**Task instructions**
Each entry below should be echoed exactly, with pictures omitted.

**Data for this task**
»»

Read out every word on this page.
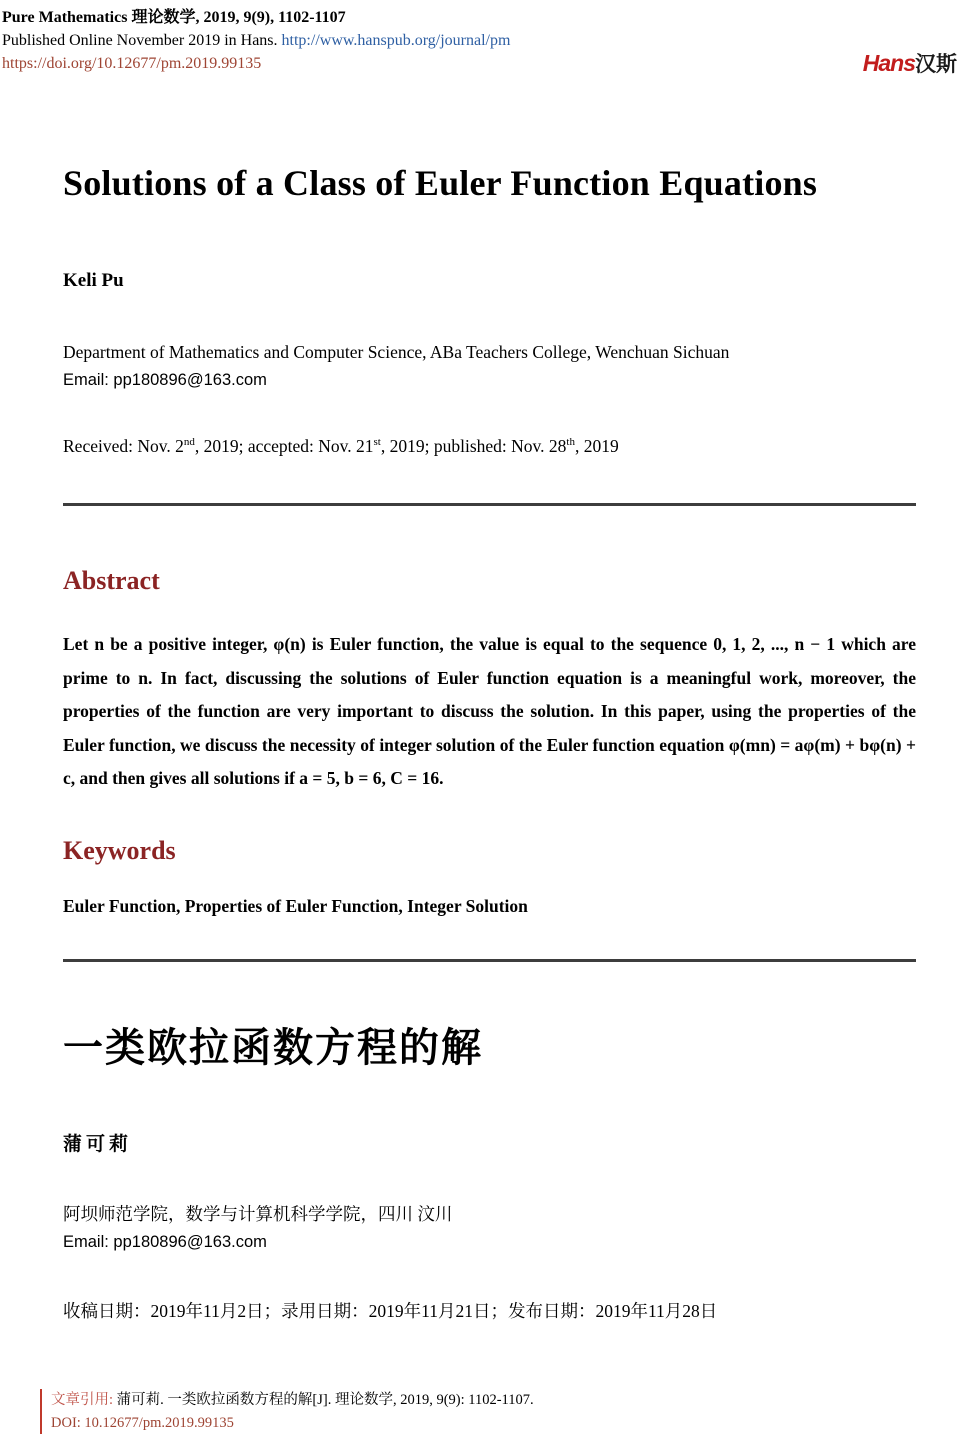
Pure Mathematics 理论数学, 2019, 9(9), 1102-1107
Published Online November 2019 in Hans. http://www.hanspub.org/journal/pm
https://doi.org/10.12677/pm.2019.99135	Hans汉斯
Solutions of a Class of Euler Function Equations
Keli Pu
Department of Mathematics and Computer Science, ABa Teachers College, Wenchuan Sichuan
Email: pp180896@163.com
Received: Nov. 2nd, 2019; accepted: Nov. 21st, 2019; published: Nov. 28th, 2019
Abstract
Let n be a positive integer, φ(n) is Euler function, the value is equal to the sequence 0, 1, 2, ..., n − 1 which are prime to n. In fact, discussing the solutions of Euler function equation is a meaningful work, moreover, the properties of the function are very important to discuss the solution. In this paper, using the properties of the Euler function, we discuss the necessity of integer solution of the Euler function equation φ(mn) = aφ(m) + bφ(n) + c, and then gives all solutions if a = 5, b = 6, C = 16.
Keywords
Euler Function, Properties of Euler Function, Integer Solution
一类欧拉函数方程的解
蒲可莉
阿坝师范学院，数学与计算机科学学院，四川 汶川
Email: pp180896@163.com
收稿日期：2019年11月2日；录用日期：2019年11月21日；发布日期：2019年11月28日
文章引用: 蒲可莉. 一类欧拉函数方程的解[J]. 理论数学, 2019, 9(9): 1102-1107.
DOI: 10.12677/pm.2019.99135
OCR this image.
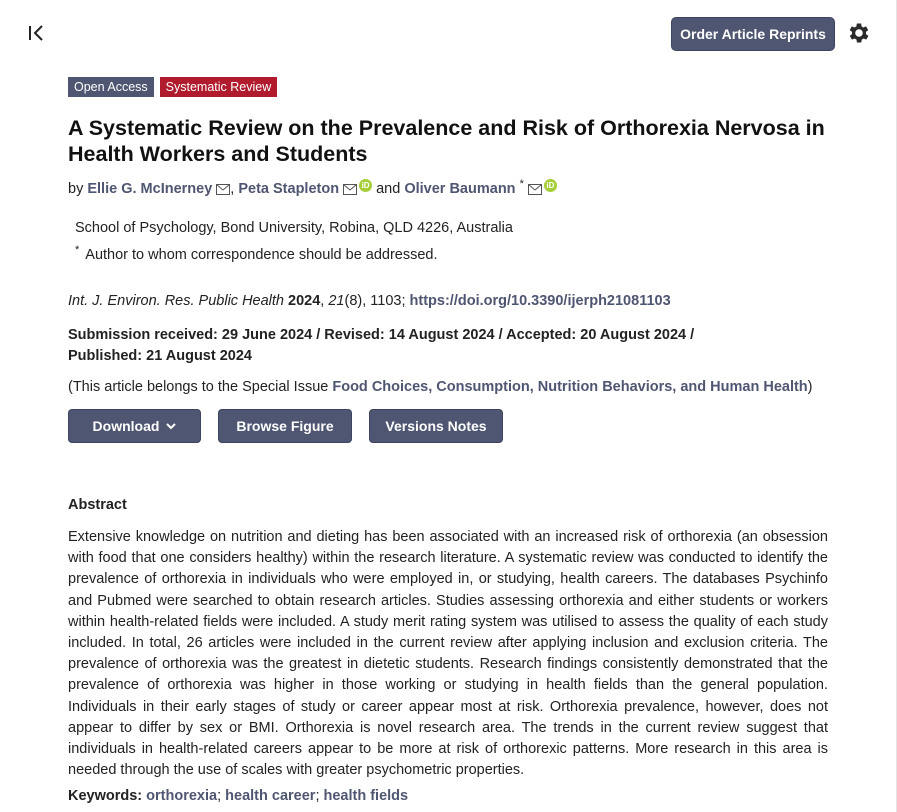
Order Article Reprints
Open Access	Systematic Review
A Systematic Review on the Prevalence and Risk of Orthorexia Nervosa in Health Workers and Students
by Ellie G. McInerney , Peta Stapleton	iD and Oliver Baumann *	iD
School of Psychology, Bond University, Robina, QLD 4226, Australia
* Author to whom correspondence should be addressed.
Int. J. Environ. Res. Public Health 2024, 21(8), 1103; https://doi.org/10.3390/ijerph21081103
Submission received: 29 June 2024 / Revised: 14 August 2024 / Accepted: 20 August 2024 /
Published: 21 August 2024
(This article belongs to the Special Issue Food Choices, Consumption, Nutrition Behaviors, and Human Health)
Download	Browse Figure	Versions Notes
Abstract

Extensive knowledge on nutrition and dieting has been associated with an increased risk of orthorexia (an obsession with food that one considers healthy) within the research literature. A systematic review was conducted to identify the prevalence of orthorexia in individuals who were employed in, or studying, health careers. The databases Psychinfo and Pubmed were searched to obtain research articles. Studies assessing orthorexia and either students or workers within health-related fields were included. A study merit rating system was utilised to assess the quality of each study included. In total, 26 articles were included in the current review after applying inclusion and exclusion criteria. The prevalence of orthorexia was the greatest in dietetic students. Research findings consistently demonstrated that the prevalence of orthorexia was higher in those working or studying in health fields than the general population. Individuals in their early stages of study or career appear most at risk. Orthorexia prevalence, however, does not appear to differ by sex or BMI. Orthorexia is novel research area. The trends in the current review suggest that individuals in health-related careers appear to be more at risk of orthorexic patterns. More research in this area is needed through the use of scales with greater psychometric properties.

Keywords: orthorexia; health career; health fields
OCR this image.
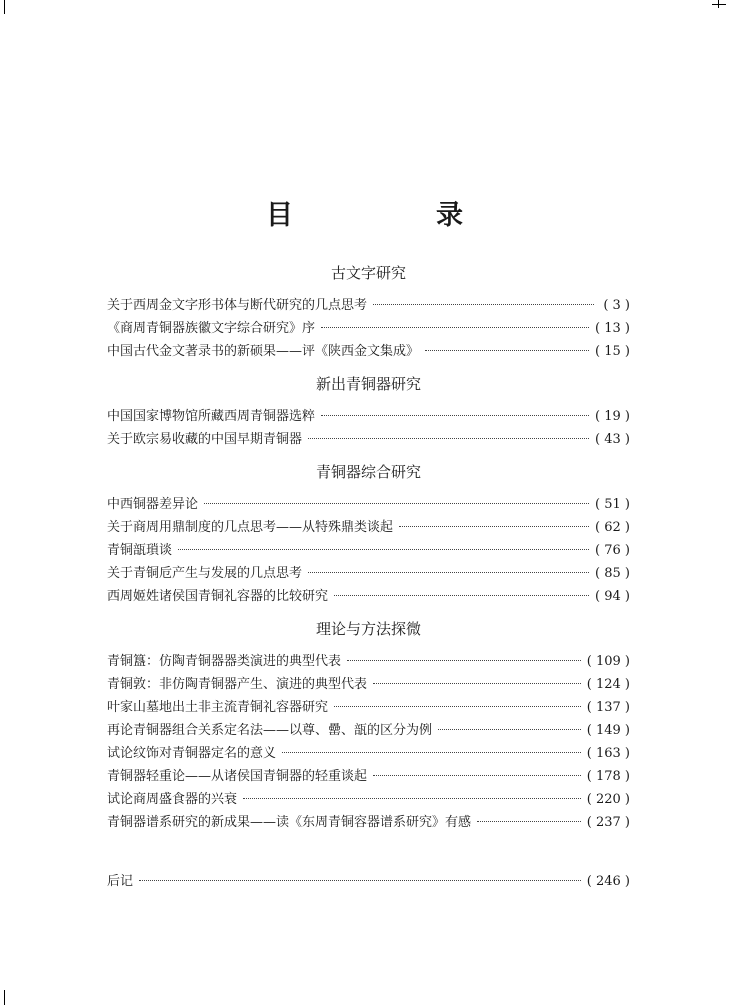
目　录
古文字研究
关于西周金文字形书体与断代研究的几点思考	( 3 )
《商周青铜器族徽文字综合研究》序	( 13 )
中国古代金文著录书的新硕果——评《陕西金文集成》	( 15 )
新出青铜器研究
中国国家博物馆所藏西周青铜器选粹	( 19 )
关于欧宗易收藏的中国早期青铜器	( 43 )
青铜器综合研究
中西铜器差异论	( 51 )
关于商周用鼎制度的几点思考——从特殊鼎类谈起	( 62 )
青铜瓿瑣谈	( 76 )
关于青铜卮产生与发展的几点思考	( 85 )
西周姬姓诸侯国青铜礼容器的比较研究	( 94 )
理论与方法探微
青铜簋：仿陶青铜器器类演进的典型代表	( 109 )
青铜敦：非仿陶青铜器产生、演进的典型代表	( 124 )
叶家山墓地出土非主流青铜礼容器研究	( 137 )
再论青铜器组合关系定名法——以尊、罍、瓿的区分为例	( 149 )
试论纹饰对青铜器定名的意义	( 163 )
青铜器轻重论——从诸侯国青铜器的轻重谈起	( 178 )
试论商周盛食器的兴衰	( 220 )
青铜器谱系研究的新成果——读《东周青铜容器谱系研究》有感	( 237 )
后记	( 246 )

««

**Completed task**
Read out every word on this page.
Pure Mathematics 理论数学, 2019, 9(9), 1102-1107
Published Online November 2019 in Hans. http://www.hanspub.org/journal/pm
https://doi.org/10.12677/pm.2019.99135	Hans汉斯
Solutions of a Class of Euler Function Equations
Keli Pu
Department of Mathematics and Computer Science, ABa Teachers College, Wenchuan Sichuan
Email: pp180896@163.com
Received: Nov. 2nd, 2019; accepted: Nov. 21st, 2019; published: Nov. 28th, 2019
Abstract
Let n be a positive integer, φ(n) is Euler function, the value is equal to the sequence 0, 1, 2, ..., n − 1 which are prime to n. In fact, discussing the solutions of Euler function equation is a meaningful work, moreover, the properties of the function are very important to discuss the solution. In this paper, using the properties of the Euler function, we discuss the necessity of integer solution of the Euler function equation φ(mn) = aφ(m) + bφ(n) + c, and then gives all solutions if a = 5, b = 6, C = 16.
Keywords
Euler Function, Properties of Euler Function, Integer Solution
一类欧拉函数方程的解
蒲可莉
阿坝师范学院，数学与计算机科学学院，四川 汶川
Email: pp180896@163.com
收稿日期：2019年11月2日；录用日期：2019年11月21日；发布日期：2019年11月28日
文章引用: 蒲可莉. 一类欧拉函数方程的解[J]. 理论数学, 2019, 9(9): 1102-1107.
DOI: 10.12677/pm.2019.99135
OCR this image.
Order Article Reprints
Open Access	Systematic Review
A Systematic Review on the Prevalence and Risk of Orthorexia Nervosa in Health Workers and Students
by Ellie G. McInerney , Peta Stapleton	iD and Oliver Baumann *	iD
School of Psychology, Bond University, Robina, QLD 4226, Australia
* Author to whom correspondence should be addressed.
Int. J. Environ. Res. Public Health 2024, 21(8), 1103; https://doi.org/10.3390/ijerph21081103
Submission received: 29 June 2024 / Revised: 14 August 2024 / Accepted: 20 August 2024 /
Published: 21 August 2024
(This article belongs to the Special Issue Food Choices, Consumption, Nutrition Behaviors, and Human Health)
Download	Browse Figure	Versions Notes
Abstract

Extensive knowledge on nutrition and dieting has been associated with an increased risk of orthorexia (an obsession with food that one considers healthy) within the research literature. A systematic review was conducted to identify the prevalence of orthorexia in individuals who were employed in, or studying, health careers. The databases Psychinfo and Pubmed were searched to obtain research articles. Studies assessing orthorexia and either students or workers within health-related fields were included. A study merit rating system was utilised to assess the quality of each study included. In total, 26 articles were included in the current review after applying inclusion and exclusion criteria. The prevalence of orthorexia was the greatest in dietetic students. Research findings consistently demonstrated that the prevalence of orthorexia was higher in those working or studying in health fields than the general population. Individuals in their early stages of study or career appear most at risk. Orthorexia prevalence, however, does not appear to differ by sex or BMI. Orthorexia is novel research area. The trends in the current review suggest that individuals in health-related careers appear to be more at risk of orthorexic patterns. More research in this area is needed through the use of scales with greater psychometric properties.

Keywords: orthorexia; health career; health fields
OCR this image.
目　录
古文字研究
关于西周金文字形书体与断代研究的几点思考	( 3 )
《商周青铜器族徽文字综合研究》序	( 13 )
中国古代金文著录书的新硕果——评《陕西金文集成》	( 15 )
新出青铜器研究
中国国家博物馆所藏西周青铜器选粹	( 19 )
关于欧宗易收藏的中国早期青铜器	( 43 )
青铜器综合研究
中西铜器差异论	( 51 )
关于商周用鼎制度的几点思考——从特殊鼎类谈起	( 62 )
青铜瓿瑣谈	( 76 )
关于青铜卮产生与发展的几点思考	( 85 )
西周姬姓诸侯国青铜礼容器的比较研究	( 94 )
理论与方法探微
青铜簋：仿陶青铜器器类演进的典型代表	( 109 )
青铜敦：非仿陶青铜器产生、演进的典型代表	( 124 )
叶家山墓地出土非主流青铜礼容器研究	( 137 )
再论青铜器组合关系定名法——以尊、罍、瓿的区分为例	( 149 )
试论纹饰对青铜器定名的意义	( 163 )
青铜器轻重论——从诸侯国青铜器的轻重谈起	( 178 )
试论商周盛食器的兴衰	( 220 )
青铜器谱系研究的新成果——读《东周青铜容器谱系研究》有感	( 237 )
后记	( 246 )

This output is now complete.